Given task
State the number of lines that hold the string "name", with nothing added.

Records

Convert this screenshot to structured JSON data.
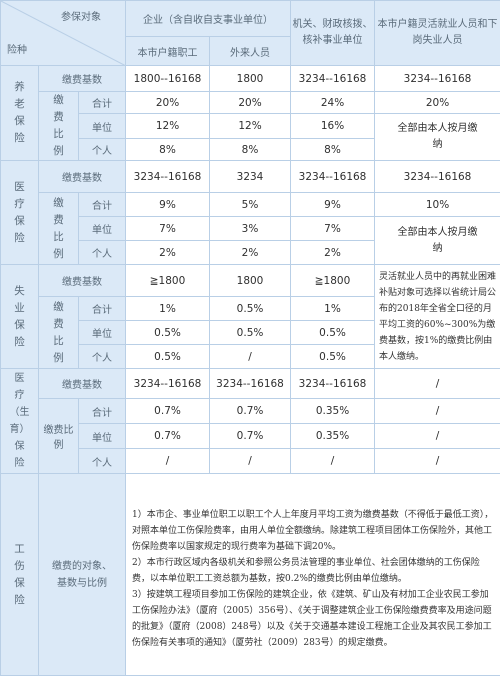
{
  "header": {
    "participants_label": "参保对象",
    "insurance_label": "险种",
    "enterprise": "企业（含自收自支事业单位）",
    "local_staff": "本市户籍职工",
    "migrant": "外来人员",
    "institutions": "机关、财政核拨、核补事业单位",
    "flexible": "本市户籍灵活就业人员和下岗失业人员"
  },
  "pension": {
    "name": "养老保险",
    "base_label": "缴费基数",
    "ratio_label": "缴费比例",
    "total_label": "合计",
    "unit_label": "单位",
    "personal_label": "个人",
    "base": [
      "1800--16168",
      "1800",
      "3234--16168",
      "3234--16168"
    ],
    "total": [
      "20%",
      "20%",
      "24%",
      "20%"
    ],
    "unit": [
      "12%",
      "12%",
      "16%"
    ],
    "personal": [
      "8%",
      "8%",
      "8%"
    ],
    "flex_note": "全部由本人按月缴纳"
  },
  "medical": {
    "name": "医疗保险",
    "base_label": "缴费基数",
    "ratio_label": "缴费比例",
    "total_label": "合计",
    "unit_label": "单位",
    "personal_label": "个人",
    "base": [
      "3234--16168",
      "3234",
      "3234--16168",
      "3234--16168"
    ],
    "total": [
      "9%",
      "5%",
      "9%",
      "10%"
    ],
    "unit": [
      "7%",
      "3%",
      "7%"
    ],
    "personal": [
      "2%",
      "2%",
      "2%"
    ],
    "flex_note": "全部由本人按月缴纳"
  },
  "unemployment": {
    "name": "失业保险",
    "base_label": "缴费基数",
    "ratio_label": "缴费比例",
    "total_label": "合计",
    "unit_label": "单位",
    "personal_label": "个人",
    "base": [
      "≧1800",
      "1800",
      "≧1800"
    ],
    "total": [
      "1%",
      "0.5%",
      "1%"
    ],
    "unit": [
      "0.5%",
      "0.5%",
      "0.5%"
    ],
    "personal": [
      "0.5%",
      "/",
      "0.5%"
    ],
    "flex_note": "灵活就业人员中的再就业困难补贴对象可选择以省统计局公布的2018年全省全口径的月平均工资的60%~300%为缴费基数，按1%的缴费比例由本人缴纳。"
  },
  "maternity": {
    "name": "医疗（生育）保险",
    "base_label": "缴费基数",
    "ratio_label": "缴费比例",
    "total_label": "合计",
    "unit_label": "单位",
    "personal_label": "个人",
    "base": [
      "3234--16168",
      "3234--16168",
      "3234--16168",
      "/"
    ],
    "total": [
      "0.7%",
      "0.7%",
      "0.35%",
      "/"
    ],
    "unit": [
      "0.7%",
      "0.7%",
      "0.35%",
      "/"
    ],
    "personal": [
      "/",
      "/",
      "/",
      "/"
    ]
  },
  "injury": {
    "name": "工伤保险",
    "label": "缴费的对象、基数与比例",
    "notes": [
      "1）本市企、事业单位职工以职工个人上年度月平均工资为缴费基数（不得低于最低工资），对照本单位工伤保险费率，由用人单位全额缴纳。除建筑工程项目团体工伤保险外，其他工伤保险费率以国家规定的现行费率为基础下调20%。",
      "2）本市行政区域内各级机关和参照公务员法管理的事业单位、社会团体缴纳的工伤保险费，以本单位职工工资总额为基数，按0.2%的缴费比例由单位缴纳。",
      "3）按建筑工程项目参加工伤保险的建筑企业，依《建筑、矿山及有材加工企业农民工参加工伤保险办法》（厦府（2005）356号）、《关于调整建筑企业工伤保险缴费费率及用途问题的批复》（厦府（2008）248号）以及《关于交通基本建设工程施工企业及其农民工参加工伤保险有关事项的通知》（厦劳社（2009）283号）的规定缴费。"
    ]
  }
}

Response to this exercise
5